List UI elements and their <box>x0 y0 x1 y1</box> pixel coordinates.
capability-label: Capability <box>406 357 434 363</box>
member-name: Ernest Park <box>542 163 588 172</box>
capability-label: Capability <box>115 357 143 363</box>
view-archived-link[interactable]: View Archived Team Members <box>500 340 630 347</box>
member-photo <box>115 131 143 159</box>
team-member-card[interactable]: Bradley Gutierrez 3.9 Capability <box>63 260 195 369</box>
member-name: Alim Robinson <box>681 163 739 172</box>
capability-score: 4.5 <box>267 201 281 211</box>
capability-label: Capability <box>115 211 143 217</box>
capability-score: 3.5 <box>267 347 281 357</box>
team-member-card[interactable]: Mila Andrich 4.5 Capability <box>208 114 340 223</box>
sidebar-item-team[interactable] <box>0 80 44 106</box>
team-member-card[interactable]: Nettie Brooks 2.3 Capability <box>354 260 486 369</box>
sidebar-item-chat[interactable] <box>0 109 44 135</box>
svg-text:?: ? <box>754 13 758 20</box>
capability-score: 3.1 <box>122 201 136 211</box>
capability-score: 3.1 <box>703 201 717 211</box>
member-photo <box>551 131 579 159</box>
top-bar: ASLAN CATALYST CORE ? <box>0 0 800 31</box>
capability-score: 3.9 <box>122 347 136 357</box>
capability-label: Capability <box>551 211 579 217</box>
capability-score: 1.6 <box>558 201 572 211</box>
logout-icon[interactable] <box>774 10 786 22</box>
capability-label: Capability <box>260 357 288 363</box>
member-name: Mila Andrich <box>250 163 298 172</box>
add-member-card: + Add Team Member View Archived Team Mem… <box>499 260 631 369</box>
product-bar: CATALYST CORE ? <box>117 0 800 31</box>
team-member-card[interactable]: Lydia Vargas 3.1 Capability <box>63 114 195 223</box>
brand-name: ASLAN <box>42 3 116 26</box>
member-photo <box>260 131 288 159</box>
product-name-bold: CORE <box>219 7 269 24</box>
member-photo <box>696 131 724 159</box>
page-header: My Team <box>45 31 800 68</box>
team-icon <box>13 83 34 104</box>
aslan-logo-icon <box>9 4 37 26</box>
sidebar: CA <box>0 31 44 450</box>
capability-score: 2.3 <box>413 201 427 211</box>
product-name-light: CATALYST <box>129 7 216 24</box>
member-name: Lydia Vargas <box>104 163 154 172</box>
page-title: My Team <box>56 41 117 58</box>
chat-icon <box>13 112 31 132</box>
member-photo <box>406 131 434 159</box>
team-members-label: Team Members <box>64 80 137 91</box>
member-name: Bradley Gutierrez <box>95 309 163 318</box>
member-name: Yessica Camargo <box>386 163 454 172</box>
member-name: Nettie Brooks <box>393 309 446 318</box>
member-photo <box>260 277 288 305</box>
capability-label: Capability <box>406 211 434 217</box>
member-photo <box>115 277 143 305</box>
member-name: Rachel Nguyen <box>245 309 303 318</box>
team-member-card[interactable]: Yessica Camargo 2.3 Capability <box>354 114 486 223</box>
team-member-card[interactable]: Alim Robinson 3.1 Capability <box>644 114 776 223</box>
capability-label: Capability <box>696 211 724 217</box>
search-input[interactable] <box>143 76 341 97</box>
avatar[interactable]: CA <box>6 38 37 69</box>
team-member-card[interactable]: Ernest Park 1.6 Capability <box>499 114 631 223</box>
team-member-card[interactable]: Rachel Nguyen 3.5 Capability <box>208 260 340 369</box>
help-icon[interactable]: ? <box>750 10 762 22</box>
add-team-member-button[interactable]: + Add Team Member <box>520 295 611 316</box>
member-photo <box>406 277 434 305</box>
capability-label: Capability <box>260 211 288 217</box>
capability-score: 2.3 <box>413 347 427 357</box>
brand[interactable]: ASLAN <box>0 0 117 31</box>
+-------+
WORK TO COMPLETE:
Edit the rows above so that every "member-photo" becomes "member-avatar", and leave everything else unchanged.

SOLUTION TO THIS TASK:
List UI elements and their <box>x0 y0 x1 y1</box> pixel coordinates.
capability-label: Capability <box>406 357 434 363</box>
member-name: Ernest Park <box>542 163 588 172</box>
capability-label: Capability <box>115 357 143 363</box>
view-archived-link[interactable]: View Archived Team Members <box>500 340 630 347</box>
member-avatar <box>115 131 143 159</box>
team-member-card[interactable]: Bradley Gutierrez 3.9 Capability <box>63 260 195 369</box>
member-name: Alim Robinson <box>681 163 739 172</box>
capability-score: 4.5 <box>267 201 281 211</box>
capability-label: Capability <box>115 211 143 217</box>
capability-score: 3.5 <box>267 347 281 357</box>
team-member-card[interactable]: Mila Andrich 4.5 Capability <box>208 114 340 223</box>
sidebar-item-team[interactable] <box>0 80 44 106</box>
team-member-card[interactable]: Nettie Brooks 2.3 Capability <box>354 260 486 369</box>
sidebar-item-chat[interactable] <box>0 109 44 135</box>
svg-text:?: ? <box>754 13 758 20</box>
capability-score: 3.1 <box>122 201 136 211</box>
capability-score: 3.1 <box>703 201 717 211</box>
member-avatar <box>551 131 579 159</box>
top-bar: ASLAN CATALYST CORE ? <box>0 0 800 31</box>
capability-score: 3.9 <box>122 347 136 357</box>
capability-label: Capability <box>551 211 579 217</box>
capability-score: 1.6 <box>558 201 572 211</box>
logout-icon[interactable] <box>774 10 786 22</box>
capability-label: Capability <box>260 357 288 363</box>
member-name: Mila Andrich <box>250 163 298 172</box>
add-member-card: + Add Team Member View Archived Team Mem… <box>499 260 631 369</box>
product-bar: CATALYST CORE ? <box>117 0 800 31</box>
team-member-card[interactable]: Lydia Vargas 3.1 Capability <box>63 114 195 223</box>
brand-name: ASLAN <box>42 3 116 26</box>
member-avatar <box>260 131 288 159</box>
product-name-bold: CORE <box>219 7 269 24</box>
member-avatar <box>696 131 724 159</box>
page-header: My Team <box>45 31 800 68</box>
team-icon <box>13 83 34 104</box>
aslan-logo-icon <box>9 4 37 26</box>
sidebar: CA <box>0 31 44 450</box>
capability-score: 2.3 <box>413 201 427 211</box>
product-name-light: CATALYST <box>129 7 216 24</box>
member-name: Lydia Vargas <box>104 163 154 172</box>
page-title: My Team <box>56 41 117 58</box>
chat-icon <box>13 112 31 132</box>
member-avatar <box>406 131 434 159</box>
team-members-label: Team Members <box>64 80 137 91</box>
member-name: Bradley Gutierrez <box>95 309 163 318</box>
member-name: Yessica Camargo <box>386 163 454 172</box>
member-name: Nettie Brooks <box>393 309 446 318</box>
member-avatar <box>260 277 288 305</box>
capability-label: Capability <box>406 211 434 217</box>
member-avatar <box>115 277 143 305</box>
member-name: Rachel Nguyen <box>245 309 303 318</box>
team-member-card[interactable]: Yessica Camargo 2.3 Capability <box>354 114 486 223</box>
team-member-card[interactable]: Alim Robinson 3.1 Capability <box>644 114 776 223</box>
capability-label: Capability <box>696 211 724 217</box>
search-input[interactable] <box>143 76 341 97</box>
avatar[interactable]: CA <box>6 38 37 69</box>
team-member-card[interactable]: Ernest Park 1.6 Capability <box>499 114 631 223</box>
team-member-card[interactable]: Rachel Nguyen 3.5 Capability <box>208 260 340 369</box>
help-icon[interactable]: ? <box>750 10 762 22</box>
add-team-member-button[interactable]: + Add Team Member <box>520 295 611 316</box>
member-avatar <box>406 277 434 305</box>
capability-label: Capability <box>260 211 288 217</box>
capability-score: 2.3 <box>413 347 427 357</box>
brand[interactable]: ASLAN <box>0 0 117 31</box>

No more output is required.